> [Task inputs]:
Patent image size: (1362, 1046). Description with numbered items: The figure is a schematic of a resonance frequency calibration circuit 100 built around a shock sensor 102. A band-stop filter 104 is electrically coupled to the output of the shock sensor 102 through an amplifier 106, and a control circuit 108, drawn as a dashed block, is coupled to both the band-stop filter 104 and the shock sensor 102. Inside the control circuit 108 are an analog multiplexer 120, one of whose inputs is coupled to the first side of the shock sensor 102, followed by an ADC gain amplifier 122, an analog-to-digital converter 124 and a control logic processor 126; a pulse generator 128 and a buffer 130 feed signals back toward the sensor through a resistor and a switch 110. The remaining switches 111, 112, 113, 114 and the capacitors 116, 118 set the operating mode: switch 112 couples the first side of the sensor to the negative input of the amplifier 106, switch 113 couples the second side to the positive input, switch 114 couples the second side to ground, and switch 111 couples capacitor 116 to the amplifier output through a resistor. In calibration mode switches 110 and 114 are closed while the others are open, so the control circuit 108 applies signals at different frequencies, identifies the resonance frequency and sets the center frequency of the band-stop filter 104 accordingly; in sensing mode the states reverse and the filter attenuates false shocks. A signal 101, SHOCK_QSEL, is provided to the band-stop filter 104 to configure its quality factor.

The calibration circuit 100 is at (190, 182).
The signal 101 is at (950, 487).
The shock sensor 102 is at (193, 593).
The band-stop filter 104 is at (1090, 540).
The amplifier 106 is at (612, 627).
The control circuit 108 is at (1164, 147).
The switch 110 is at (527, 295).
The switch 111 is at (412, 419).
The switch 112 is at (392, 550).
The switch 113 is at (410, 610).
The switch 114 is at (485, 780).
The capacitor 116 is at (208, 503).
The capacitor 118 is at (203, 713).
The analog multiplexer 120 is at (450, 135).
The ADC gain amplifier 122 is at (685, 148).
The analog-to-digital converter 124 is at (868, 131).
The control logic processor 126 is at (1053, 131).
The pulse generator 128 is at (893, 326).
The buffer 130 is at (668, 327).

> [Exercise details]:
Recast every line of the records above as a JSON list of strings, one string per line, and leave out blank lines.

> [Task response]:
[
  "Patent image size: (1362, 1046). Description with numbered items: The figure is a schematic of a resonance frequency calibration circuit 100 built around a shock sensor 102. A band-stop filter 104 is electrically coupled to the output of the shock sensor 102 through an amplifier 106, and a control circuit 108, drawn as a dashed block, is coupled to both the band-stop filter 104 and the shock sensor 102. Inside the control circuit 108 are an analog multiplexer 120, one of whose inputs is coupled to the first side of the shock sensor 102, followed by an ADC gain amplifier 122, an analog-to-digital converter 124 and a control logic processor 126; a pulse generator 128 and a buffer 130 feed signals back toward the sensor through a resistor and a switch 110. The remaining switches 111, 112, 113, 114 and the capacitors 116, 118 set the operating mode: switch 112 couples the first side of the sensor to the negative input of the amplifier 106, switch 113 couples the second side to the positive input, switch 114 couples the second side to ground, and switch 111 couples capacitor 116 to the amplifier output through a resistor. In calibration mode switches 110 and 114 are closed while the others are open, so the control circuit 108 applies signals at different frequencies, identifies the resonance frequency and sets the center frequency of the band-stop filter 104 accordingly; in sensing mode the states reverse and the filter attenuates false shocks. A signal 101, SHOCK_QSEL, is provided to the band-stop filter 104 to configure its quality factor.",
  "The calibration circuit 100 is at (190, 182).",
  "The signal 101 is at (950, 487).",
  "The shock sensor 102 is at (193, 593).",
  "The band-stop filter 104 is at (1090, 540).",
  "The amplifier 106 is at (612, 627).",
  "The control circuit 108 is at (1164, 147).",
  "The switch 110 is at (527, 295).",
  "The switch 111 is at (412, 419).",
  "The switch 112 is at (392, 550).",
  "The switch 113 is at (410, 610).",
  "The switch 114 is at (485, 780).",
  "The capacitor 116 is at (208, 503).",
  "The capacitor 118 is at (203, 713).",
  "The analog multiplexer 120 is at (450, 135).",
  "The ADC gain amplifier 122 is at (685, 148).",
  "The analog-to-digital converter 124 is at (868, 131).",
  "The control logic processor 126 is at (1053, 131).",
  "The pulse generator 128 is at (893, 326).",
  "The buffer 130 is at (668, 327)."
]